:: Документ ::
Таким образом, я не скрывал своего мнения и своего отношения к решениям ХХII съезда и высказал их с полной определенностью. Я должен коснуться тех обвинений, которые выдвинуты против меня. Во-первых, те обвинения, которые касаются моего участия в репрессиях в период культа личности Сталина. Конечно, я несу личную ответственность за то, что делалось в то время, но я хочу сказать, что в период, о котором здесь говорится, в период 30-х годов, у нас были жестокие враги — троцкисты. Они были нередко японскими или германскими агентами в нашей стране. Они занимались вредительством в нашей промышленности и во всем государственном хозяйстве, и они нам наносили огромный ущерб. И те меры, которые проводились тогда, они имели цель разгромить этих врагов партии и Советского государства. Что среди этих врагов были люди с партийным билетом — это хорошо известно.

Мне приходилось в 1937 году, как раз в феврале месяце, делать доклад на Пленуме ЦК о вредительстве и шпионской деятельности японо-германских агентов в Советском Союзе из числа троцкистов. Этот доклад опубликован в виде брошюры, он основан на фактах, показаниях таких лиц, как Пятаков, Биткер (начальник химического управления) и ряда других лиц. Они признавались в этом вредительстве, они признавали свои связи с иностранными буржуазными государствами. Мне кажется, это требовало соответствующего ответа. Потом нельзя забывать и о том, что в это время был убит Киров, так называемым коммунистом, во всяком случае, имевшим партийный билет — Николаевым. Это было в конце 1934 года. И были данные, по крайней мере, по тем показаниям, которые давались НКВД, что и ряд других товарищей были убиты нашими врагами — Куйбышев и другие. Я не уверен, что все эти показания были правильными (sic! — А.К.), но это было основанием для репрессий, но во время этих репрессий пострадали многие честные коммунисты, в том числе и мои близкие товарищи. И показания, которые рассылались органами НКВД с их личными признаниями, которые в ряде случаев, даже во многих случаях были неправильными, необоснованными, неискренними, тем не менее, они служили как основание для определенных выводов.

Я напомню только, товарищи, что в числе тех лиц, которые были подвергнуты репрессии, были близкие люди мне, Калинину и ряду других лиц. И на XX съезде партии тов. Хрущев указывал на то, что если бы Сталин прожил хотя бы еще недолго, Молотова не существовало бы. Много велось подкопов против меня, так как я занимал видное положение и кто-то копал против меня, клеветал на меня, и подготавливалась, причем Сталин пошел по этому пути, прямая расправа со мной, как и со многими другими.
:::
:: Записи данных ::
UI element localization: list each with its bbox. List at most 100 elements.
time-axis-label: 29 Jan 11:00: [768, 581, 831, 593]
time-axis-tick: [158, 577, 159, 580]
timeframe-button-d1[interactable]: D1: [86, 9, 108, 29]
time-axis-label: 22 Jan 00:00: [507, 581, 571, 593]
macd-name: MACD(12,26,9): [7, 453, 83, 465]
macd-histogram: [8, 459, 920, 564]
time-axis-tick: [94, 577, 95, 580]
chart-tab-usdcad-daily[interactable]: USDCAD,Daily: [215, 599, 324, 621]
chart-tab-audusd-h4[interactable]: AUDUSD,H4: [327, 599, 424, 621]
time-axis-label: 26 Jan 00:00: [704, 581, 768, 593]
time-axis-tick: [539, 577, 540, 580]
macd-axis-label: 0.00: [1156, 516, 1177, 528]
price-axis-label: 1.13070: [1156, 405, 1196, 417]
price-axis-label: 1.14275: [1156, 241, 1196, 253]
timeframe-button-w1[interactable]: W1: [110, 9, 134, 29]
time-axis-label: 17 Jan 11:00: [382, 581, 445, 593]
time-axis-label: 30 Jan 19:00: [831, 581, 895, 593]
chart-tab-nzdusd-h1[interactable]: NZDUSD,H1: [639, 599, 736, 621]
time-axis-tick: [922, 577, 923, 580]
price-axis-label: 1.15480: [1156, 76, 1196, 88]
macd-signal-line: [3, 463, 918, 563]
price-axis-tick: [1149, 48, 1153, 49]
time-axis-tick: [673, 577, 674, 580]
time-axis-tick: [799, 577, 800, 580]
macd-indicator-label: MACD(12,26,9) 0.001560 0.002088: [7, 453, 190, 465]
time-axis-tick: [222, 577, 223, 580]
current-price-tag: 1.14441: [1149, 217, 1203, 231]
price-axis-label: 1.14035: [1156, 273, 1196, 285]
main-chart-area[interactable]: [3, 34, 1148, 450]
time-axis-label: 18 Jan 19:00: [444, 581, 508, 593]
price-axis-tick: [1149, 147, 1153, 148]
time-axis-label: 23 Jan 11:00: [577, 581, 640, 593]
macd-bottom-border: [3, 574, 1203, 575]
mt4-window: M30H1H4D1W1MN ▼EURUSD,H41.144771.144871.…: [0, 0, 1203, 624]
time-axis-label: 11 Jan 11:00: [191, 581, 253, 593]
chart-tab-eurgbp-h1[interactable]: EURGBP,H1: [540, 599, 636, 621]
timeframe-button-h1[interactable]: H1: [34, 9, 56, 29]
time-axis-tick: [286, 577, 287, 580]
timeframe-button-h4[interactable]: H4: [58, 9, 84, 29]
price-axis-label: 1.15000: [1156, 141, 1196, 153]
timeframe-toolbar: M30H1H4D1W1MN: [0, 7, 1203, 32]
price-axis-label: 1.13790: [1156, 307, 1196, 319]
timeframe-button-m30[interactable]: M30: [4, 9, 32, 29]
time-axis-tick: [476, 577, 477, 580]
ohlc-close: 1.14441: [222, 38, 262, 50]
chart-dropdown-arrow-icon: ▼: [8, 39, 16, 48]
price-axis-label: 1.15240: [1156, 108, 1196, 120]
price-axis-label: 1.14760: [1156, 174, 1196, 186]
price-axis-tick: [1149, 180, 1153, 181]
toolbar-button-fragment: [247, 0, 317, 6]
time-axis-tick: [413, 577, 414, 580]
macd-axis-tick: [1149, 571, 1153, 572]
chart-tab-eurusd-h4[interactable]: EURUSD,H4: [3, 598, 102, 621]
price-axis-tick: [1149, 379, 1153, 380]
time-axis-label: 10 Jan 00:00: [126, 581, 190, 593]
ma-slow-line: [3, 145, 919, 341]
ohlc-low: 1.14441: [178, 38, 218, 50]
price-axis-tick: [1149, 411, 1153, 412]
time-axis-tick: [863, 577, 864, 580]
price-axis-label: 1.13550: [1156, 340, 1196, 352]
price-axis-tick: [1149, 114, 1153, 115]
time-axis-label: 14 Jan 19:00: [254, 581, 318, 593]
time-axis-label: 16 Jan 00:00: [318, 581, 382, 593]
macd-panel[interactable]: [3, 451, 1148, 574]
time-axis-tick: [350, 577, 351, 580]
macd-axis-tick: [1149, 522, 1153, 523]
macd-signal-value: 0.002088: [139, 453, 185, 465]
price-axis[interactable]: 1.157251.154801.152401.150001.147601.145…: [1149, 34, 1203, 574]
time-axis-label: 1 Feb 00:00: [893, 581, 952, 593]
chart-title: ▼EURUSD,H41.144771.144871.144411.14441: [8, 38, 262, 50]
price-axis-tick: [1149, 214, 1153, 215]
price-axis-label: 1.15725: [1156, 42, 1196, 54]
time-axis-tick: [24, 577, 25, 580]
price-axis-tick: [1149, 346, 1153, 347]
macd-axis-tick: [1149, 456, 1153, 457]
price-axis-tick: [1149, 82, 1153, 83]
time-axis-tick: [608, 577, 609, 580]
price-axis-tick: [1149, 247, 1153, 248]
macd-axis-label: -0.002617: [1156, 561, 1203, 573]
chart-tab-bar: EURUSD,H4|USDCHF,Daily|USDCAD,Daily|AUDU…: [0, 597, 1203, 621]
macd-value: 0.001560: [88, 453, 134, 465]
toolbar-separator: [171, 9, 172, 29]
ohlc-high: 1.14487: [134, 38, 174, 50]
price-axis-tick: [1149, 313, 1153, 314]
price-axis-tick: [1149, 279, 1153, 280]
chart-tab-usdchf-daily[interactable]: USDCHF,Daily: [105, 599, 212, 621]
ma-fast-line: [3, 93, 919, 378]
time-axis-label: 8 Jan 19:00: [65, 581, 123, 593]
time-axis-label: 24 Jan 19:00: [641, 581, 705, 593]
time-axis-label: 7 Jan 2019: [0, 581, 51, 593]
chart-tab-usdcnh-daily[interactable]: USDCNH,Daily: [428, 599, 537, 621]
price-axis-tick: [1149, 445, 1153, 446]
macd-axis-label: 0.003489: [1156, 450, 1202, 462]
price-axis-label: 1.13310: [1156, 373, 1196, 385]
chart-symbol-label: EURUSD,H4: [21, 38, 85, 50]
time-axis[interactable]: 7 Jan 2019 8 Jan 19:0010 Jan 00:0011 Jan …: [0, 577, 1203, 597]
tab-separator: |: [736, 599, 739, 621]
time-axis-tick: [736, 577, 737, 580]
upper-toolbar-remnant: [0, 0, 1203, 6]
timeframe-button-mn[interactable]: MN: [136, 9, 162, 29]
:::
Повторите дословно отрывок документа, начиная со слов «Я напомню только, товарищи, что» и продолжая вплоть до слов «со многими другими.» включительно.

→ **Образец решения**
Я напомню только, товарищи, что в числе тех лиц, которые были подвергнуты репрессии, были близкие люди мне, Калинину и ряду других лиц. И на XX съезде партии тов. Хрущев указывал на то, что если бы Сталин прожил хотя бы еще недолго, Молотова не существовало бы. Много велось подкопов против меня, так как я занимал видное положение и кто-то копал против меня, клеветал на меня, и подготавливалась, причем Сталин пошел по этому пути, прямая расправа со мной, как и со многими другими.